[WHAT IS REQUIRED]: Every line that holds "name" should be shown.

= = = =

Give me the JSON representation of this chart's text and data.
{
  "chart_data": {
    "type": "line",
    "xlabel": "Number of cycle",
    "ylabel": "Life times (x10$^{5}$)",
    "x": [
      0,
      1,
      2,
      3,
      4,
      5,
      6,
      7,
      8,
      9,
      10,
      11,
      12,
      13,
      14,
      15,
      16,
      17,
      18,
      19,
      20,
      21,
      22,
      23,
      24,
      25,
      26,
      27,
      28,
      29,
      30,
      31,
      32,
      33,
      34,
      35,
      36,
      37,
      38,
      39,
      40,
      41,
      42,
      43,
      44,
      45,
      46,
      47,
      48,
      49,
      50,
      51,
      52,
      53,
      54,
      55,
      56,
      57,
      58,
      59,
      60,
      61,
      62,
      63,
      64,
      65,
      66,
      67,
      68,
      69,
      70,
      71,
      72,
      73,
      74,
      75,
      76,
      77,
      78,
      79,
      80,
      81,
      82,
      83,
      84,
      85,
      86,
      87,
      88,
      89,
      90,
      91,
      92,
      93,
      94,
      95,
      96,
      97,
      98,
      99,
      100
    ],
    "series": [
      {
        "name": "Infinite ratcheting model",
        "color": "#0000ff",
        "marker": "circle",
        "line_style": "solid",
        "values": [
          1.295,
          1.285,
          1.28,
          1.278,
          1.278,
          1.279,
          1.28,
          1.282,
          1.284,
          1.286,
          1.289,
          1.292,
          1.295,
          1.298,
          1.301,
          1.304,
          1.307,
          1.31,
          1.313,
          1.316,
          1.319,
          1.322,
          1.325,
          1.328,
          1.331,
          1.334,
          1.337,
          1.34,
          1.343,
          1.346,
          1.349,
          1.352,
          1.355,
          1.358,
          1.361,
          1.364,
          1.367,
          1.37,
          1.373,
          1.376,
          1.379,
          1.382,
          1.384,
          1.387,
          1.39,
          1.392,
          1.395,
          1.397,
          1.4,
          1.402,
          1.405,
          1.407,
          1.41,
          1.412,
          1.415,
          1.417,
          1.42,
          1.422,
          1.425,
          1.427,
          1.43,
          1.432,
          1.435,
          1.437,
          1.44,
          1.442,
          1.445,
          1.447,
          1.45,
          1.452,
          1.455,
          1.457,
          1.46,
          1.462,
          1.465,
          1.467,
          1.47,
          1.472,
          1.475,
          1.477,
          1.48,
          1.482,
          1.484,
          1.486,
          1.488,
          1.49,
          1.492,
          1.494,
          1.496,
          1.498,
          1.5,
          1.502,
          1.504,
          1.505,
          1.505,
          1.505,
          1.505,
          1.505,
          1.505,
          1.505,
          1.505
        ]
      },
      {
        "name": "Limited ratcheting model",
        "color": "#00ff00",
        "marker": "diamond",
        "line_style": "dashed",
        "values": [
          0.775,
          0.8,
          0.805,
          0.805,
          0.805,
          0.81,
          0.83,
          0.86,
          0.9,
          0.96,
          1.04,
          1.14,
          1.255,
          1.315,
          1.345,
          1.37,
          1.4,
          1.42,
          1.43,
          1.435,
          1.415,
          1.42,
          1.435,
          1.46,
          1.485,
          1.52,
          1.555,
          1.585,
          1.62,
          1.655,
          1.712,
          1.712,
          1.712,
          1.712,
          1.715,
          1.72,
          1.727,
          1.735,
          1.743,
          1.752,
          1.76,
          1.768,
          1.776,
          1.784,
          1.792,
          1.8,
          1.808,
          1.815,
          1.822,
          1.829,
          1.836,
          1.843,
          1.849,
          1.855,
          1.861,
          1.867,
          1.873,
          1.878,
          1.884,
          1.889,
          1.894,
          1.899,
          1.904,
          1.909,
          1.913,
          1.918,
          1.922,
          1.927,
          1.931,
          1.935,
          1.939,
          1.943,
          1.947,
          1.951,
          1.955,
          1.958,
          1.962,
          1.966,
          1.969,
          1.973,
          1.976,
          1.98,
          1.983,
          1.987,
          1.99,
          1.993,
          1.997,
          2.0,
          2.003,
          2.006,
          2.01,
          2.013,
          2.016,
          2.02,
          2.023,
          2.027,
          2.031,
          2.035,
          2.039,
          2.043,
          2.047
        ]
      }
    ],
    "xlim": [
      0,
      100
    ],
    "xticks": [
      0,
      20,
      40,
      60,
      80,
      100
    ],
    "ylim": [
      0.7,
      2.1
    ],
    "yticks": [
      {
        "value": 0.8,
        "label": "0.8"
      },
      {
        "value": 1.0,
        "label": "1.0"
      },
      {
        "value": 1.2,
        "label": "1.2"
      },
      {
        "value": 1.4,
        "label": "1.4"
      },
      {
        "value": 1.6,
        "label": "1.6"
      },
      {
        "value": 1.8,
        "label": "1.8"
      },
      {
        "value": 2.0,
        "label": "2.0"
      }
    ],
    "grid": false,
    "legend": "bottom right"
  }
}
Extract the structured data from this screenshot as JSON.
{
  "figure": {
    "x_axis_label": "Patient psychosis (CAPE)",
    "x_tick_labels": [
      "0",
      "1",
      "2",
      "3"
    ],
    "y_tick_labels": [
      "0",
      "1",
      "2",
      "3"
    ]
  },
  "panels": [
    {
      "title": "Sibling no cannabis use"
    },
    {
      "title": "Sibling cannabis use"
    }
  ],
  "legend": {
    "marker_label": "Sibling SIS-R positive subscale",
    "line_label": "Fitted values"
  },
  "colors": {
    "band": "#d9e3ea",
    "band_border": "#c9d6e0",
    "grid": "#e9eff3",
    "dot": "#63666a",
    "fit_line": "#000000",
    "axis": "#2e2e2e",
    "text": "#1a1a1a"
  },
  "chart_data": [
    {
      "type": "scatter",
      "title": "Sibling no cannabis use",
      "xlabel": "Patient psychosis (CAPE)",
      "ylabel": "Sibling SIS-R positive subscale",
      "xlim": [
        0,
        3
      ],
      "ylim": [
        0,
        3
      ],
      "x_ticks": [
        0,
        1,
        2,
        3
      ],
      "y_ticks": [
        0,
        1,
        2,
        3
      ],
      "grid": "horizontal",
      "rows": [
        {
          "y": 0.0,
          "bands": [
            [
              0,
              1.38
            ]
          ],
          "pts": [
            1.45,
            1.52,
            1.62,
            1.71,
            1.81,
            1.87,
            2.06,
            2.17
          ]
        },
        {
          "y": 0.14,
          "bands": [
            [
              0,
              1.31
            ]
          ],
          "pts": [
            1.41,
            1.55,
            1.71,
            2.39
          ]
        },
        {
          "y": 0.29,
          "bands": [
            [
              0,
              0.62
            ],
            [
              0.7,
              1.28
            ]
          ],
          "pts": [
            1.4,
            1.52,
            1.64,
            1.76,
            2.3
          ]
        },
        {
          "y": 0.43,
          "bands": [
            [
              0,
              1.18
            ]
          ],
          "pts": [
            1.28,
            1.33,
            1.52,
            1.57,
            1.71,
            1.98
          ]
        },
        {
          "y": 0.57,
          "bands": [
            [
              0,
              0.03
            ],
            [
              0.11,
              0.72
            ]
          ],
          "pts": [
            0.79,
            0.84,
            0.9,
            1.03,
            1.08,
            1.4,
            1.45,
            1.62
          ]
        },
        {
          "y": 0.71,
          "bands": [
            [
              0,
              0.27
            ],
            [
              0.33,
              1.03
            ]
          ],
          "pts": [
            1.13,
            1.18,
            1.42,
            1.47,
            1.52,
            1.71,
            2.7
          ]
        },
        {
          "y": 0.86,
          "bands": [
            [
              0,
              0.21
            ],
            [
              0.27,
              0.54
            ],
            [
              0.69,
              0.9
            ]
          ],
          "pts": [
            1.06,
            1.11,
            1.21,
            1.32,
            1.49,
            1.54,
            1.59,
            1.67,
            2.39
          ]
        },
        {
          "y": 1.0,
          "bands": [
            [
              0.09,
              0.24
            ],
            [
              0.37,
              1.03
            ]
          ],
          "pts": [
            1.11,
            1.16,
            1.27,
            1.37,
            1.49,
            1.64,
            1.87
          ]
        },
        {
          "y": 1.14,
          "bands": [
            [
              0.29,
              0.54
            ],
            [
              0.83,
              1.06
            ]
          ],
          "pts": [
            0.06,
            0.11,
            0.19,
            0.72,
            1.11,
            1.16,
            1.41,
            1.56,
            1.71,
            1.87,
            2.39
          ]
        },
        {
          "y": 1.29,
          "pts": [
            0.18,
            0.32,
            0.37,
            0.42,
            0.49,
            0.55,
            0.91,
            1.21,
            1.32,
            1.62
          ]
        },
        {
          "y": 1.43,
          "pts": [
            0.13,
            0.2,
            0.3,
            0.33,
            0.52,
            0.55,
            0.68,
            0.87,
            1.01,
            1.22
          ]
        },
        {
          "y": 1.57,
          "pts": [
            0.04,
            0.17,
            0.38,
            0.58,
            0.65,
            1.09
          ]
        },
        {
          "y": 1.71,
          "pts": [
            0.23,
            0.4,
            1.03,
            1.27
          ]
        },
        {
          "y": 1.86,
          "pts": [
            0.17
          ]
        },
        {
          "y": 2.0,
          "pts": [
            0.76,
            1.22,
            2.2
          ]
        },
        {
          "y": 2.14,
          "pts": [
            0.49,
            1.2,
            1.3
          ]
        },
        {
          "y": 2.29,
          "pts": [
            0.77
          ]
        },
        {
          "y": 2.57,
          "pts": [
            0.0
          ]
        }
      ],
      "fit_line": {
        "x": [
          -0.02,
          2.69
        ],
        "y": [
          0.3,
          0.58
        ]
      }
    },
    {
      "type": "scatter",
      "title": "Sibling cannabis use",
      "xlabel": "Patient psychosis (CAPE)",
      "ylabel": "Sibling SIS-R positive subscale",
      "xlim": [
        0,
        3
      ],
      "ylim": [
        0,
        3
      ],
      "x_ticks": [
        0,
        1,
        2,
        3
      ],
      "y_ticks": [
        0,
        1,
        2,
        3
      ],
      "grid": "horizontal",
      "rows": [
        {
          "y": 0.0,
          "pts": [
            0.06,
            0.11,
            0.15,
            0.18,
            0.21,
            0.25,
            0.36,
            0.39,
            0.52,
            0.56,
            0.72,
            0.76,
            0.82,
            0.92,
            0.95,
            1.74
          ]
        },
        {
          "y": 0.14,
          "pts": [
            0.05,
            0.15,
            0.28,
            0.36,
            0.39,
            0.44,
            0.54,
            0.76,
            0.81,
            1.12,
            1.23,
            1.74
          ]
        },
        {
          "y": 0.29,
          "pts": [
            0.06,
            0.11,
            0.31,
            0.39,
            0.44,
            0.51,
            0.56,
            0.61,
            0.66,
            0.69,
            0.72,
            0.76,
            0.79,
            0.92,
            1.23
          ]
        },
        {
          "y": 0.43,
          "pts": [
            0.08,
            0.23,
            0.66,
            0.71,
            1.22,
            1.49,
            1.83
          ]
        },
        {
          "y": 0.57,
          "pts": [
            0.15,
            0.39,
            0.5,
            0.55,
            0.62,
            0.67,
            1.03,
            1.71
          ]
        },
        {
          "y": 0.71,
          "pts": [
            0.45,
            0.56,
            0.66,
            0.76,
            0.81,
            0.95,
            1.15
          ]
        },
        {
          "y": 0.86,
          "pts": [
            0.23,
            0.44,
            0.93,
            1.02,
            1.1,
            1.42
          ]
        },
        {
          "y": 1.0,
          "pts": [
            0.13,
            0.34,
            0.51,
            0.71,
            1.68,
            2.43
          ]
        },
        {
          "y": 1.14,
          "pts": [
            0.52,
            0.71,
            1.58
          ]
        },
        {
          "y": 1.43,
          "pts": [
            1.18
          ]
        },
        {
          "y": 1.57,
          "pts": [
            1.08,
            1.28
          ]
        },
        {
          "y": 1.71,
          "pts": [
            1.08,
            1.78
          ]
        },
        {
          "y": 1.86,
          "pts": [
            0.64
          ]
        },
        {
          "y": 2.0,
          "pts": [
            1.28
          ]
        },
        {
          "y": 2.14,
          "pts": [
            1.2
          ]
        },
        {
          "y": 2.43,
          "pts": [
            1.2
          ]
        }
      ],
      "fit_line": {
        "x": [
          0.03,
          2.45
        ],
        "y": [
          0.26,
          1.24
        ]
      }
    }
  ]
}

= = = =

[COMPLETE ANSWER]:
        "name": "Infinite ratcheting model",
        "name": "Limited ratcheting model",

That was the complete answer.